▶ SUPPLIED MATERIAL
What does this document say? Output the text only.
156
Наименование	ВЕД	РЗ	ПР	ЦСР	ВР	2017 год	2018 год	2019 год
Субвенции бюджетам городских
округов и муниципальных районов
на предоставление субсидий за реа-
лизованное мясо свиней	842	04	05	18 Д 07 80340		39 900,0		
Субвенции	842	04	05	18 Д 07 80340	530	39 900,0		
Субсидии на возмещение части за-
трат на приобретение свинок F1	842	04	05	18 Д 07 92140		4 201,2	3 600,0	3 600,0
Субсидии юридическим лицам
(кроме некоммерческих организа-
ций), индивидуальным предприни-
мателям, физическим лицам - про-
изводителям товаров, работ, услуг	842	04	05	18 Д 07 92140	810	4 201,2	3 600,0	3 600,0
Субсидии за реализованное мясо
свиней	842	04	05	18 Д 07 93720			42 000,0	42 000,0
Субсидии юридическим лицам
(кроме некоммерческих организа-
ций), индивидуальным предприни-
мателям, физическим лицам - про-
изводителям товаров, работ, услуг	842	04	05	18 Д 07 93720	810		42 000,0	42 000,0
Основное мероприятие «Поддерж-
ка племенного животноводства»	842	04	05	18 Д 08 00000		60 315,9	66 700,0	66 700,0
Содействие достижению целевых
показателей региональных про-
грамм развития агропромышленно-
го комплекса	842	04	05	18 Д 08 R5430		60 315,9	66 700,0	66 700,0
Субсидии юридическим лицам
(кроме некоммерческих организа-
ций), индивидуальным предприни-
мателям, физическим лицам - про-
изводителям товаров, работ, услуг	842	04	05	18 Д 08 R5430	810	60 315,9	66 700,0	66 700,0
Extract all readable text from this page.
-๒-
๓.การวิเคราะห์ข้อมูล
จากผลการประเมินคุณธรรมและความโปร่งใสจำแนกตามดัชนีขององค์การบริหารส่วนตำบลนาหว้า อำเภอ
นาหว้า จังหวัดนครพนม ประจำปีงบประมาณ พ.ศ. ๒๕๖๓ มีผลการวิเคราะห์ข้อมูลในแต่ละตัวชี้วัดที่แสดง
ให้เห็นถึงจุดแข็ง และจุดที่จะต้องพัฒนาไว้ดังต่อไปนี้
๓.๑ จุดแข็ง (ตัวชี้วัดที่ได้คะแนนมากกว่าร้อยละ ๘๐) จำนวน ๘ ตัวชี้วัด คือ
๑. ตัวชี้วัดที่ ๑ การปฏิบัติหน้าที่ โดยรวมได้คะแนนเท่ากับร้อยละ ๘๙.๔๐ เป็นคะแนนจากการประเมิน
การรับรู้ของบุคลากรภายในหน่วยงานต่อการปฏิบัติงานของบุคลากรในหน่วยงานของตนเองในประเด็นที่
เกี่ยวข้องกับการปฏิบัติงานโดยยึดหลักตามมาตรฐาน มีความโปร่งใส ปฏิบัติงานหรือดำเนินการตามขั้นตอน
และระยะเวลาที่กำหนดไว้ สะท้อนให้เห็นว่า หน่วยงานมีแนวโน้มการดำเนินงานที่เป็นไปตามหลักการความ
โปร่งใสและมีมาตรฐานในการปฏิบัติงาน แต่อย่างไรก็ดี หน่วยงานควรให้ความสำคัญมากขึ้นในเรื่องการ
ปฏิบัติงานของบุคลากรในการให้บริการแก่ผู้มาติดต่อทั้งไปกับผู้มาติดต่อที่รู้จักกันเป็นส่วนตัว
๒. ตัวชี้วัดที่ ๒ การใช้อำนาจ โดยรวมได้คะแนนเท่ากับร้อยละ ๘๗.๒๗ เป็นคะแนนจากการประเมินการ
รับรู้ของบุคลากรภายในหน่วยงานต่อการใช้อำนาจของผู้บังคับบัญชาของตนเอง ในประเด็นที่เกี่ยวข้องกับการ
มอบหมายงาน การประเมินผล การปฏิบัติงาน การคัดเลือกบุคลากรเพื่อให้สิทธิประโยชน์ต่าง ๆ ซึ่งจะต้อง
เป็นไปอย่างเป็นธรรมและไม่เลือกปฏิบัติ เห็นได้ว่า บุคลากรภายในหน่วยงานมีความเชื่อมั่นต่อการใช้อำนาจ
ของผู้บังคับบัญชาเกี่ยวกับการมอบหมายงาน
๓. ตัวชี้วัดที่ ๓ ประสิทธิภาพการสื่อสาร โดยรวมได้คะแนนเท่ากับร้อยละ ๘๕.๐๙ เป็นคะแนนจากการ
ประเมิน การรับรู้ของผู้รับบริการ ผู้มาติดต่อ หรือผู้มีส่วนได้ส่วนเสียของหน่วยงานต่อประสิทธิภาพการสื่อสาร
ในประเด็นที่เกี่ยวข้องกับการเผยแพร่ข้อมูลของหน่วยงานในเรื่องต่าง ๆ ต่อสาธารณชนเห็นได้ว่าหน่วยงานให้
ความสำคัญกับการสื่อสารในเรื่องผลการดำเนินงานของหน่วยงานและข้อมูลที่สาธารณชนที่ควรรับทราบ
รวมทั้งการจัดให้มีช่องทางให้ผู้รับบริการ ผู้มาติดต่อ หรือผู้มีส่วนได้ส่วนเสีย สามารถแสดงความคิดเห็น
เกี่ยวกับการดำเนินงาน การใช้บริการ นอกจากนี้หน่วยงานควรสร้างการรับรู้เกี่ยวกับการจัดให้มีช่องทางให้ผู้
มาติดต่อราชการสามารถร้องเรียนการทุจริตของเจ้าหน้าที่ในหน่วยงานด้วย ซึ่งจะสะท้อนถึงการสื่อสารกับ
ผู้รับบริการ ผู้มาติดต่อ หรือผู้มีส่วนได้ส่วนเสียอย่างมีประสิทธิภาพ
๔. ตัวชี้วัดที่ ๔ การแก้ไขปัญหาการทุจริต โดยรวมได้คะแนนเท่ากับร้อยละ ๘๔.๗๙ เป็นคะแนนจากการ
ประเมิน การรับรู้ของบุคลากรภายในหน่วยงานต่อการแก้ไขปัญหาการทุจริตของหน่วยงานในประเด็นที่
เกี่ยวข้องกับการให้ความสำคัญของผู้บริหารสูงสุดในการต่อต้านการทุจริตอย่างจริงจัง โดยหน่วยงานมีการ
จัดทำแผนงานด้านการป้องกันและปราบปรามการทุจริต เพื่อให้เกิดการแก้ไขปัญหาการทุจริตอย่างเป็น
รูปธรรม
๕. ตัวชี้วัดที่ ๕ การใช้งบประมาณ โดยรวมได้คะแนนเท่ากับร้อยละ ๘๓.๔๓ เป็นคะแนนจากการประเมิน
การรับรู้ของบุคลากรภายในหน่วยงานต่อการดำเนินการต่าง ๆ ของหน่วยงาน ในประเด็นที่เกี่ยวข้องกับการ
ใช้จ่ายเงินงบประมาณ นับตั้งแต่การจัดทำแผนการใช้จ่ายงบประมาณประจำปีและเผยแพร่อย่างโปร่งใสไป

▶ TASK OBJECTIVE
Go through the preceding material and copy each line that has the word "เคราะห".

▶ OUTPUT
๓.การวิเคราะห์ข้อมูล
นาหว้า จังหวัดนครพนม ประจำปีงบประมาณ พ.ศ. ๒๕๖๓ มีผลการวิเคราะห์ข้อมูลในแต่ละตัวชี้วัดที่แสดง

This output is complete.